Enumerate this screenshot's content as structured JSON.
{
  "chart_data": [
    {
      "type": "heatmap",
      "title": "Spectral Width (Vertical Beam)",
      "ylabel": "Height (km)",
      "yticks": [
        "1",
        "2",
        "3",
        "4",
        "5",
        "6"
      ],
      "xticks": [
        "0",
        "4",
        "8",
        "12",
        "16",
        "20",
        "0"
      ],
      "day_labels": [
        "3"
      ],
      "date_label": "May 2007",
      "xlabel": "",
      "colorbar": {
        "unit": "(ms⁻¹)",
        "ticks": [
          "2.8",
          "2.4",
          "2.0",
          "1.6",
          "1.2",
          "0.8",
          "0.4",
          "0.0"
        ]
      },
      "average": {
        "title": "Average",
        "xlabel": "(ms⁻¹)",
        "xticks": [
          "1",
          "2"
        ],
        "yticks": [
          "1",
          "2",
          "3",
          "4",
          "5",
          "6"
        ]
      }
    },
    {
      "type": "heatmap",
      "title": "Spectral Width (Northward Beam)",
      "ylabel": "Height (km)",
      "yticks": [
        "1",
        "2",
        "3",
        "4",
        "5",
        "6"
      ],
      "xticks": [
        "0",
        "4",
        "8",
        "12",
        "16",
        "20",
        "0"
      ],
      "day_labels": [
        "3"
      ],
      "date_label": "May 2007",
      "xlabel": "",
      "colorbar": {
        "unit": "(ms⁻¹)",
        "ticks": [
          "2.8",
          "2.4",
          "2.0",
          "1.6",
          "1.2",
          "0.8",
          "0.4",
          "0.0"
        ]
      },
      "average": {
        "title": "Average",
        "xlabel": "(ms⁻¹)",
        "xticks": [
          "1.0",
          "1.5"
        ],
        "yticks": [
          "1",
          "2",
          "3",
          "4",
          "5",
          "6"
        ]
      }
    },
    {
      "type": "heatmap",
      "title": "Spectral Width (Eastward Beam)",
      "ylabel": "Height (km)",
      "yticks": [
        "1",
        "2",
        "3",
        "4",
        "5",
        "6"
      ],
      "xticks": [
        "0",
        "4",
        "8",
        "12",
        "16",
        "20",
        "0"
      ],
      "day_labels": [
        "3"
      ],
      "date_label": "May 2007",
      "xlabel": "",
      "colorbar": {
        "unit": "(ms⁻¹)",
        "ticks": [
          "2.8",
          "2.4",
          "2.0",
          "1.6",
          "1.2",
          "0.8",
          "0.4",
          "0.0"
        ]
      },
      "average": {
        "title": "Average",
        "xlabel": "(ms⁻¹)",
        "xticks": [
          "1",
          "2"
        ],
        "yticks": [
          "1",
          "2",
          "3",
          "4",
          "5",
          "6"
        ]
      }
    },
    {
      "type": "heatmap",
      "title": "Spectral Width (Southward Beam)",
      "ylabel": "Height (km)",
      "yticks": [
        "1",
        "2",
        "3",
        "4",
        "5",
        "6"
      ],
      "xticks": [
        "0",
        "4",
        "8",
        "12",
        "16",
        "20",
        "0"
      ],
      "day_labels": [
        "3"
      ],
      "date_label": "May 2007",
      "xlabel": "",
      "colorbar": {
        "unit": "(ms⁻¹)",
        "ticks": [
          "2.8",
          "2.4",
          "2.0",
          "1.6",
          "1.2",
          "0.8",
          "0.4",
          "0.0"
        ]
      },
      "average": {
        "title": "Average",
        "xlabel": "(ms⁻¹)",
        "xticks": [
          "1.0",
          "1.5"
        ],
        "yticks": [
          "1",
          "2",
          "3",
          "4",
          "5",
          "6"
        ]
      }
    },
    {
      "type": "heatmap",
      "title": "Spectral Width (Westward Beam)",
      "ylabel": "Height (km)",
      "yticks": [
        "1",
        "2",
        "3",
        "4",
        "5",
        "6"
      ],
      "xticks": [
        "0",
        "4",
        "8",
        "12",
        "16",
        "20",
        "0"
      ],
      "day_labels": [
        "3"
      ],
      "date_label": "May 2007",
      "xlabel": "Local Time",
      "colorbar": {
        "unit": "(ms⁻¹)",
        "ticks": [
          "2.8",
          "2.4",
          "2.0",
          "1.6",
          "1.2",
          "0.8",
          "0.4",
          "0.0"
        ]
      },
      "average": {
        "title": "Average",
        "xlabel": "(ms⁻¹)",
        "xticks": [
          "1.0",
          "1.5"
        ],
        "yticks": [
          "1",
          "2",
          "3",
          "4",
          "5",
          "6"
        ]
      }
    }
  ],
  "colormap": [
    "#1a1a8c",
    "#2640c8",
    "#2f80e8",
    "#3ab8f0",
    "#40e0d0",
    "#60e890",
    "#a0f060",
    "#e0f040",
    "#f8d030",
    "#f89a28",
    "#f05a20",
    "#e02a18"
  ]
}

------------------------

*Aim of the exercise*:
Repeat all the entries exactly as given.

*Task response*:
Enumerate this screenshot's content as structured JSON.
{
  "chart_data": [
    {
      "type": "heatmap",
      "title": "Spectral Width (Vertical Beam)",
      "ylabel": "Height (km)",
      "yticks": [
        "1",
        "2",
        "3",
        "4",
        "5",
        "6"
      ],
      "xticks": [
        "0",
        "4",
        "8",
        "12",
        "16",
        "20",
        "0"
      ],
      "day_labels": [
        "3"
      ],
      "date_label": "May 2007",
      "xlabel": "",
      "colorbar": {
        "unit": "(ms⁻¹)",
        "ticks": [
          "2.8",
          "2.4",
          "2.0",
          "1.6",
          "1.2",
          "0.8",
          "0.4",
          "0.0"
        ]
      },
      "average": {
        "title": "Average",
        "xlabel": "(ms⁻¹)",
        "xticks": [
          "1",
          "2"
        ],
        "yticks": [
          "1",
          "2",
          "3",
          "4",
          "5",
          "6"
        ]
      }
    },
    {
      "type": "heatmap",
      "title": "Spectral Width (Northward Beam)",
      "ylabel": "Height (km)",
      "yticks": [
        "1",
        "2",
        "3",
        "4",
        "5",
        "6"
      ],
      "xticks": [
        "0",
        "4",
        "8",
        "12",
        "16",
        "20",
        "0"
      ],
      "day_labels": [
        "3"
      ],
      "date_label": "May 2007",
      "xlabel": "",
      "colorbar": {
        "unit": "(ms⁻¹)",
        "ticks": [
          "2.8",
          "2.4",
          "2.0",
          "1.6",
          "1.2",
          "0.8",
          "0.4",
          "0.0"
        ]
      },
      "average": {
        "title": "Average",
        "xlabel": "(ms⁻¹)",
        "xticks": [
          "1.0",
          "1.5"
        ],
        "yticks": [
          "1",
          "2",
          "3",
          "4",
          "5",
          "6"
        ]
      }
    },
    {
      "type": "heatmap",
      "title": "Spectral Width (Eastward Beam)",
      "ylabel": "Height (km)",
      "yticks": [
        "1",
        "2",
        "3",
        "4",
        "5",
        "6"
      ],
      "xticks": [
        "0",
        "4",
        "8",
        "12",
        "16",
        "20",
        "0"
      ],
      "day_labels": [
        "3"
      ],
      "date_label": "May 2007",
      "xlabel": "",
      "colorbar": {
        "unit": "(ms⁻¹)",
        "ticks": [
          "2.8",
          "2.4",
          "2.0",
          "1.6",
          "1.2",
          "0.8",
          "0.4",
          "0.0"
        ]
      },
      "average": {
        "title": "Average",
        "xlabel": "(ms⁻¹)",
        "xticks": [
          "1",
          "2"
        ],
        "yticks": [
          "1",
          "2",
          "3",
          "4",
          "5",
          "6"
        ]
      }
    },
    {
      "type": "heatmap",
      "title": "Spectral Width (Southward Beam)",
      "ylabel": "Height (km)",
      "yticks": [
        "1",
        "2",
        "3",
        "4",
        "5",
        "6"
      ],
      "xticks": [
        "0",
        "4",
        "8",
        "12",
        "16",
        "20",
        "0"
      ],
      "day_labels": [
        "3"
      ],
      "date_label": "May 2007",
      "xlabel": "",
      "colorbar": {
        "unit": "(ms⁻¹)",
        "ticks": [
          "2.8",
          "2.4",
          "2.0",
          "1.6",
          "1.2",
          "0.8",
          "0.4",
          "0.0"
        ]
      },
      "average": {
        "title": "Average",
        "xlabel": "(ms⁻¹)",
        "xticks": [
          "1.0",
          "1.5"
        ],
        "yticks": [
          "1",
          "2",
          "3",
          "4",
          "5",
          "6"
        ]
      }
    },
    {
      "type": "heatmap",
      "title": "Spectral Width (Westward Beam)",
      "ylabel": "Height (km)",
      "yticks": [
        "1",
        "2",
        "3",
        "4",
        "5",
        "6"
      ],
      "xticks": [
        "0",
        "4",
        "8",
        "12",
        "16",
        "20",
        "0"
      ],
      "day_labels": [
        "3"
      ],
      "date_label": "May 2007",
      "xlabel": "Local Time",
      "colorbar": {
        "unit": "(ms⁻¹)",
        "ticks": [
          "2.8",
          "2.4",
          "2.0",
          "1.6",
          "1.2",
          "0.8",
          "0.4",
          "0.0"
        ]
      },
      "average": {
        "title": "Average",
        "xlabel": "(ms⁻¹)",
        "xticks": [
          "1.0",
          "1.5"
        ],
        "yticks": [
          "1",
          "2",
          "3",
          "4",
          "5",
          "6"
        ]
      }
    }
  ],
  "colormap": [
    "#1a1a8c",
    "#2640c8",
    "#2f80e8",
    "#3ab8f0",
    "#40e0d0",
    "#60e890",
    "#a0f060",
    "#e0f040",
    "#f8d030",
    "#f89a28",
    "#f05a20",
    "#e02a18"
  ]
}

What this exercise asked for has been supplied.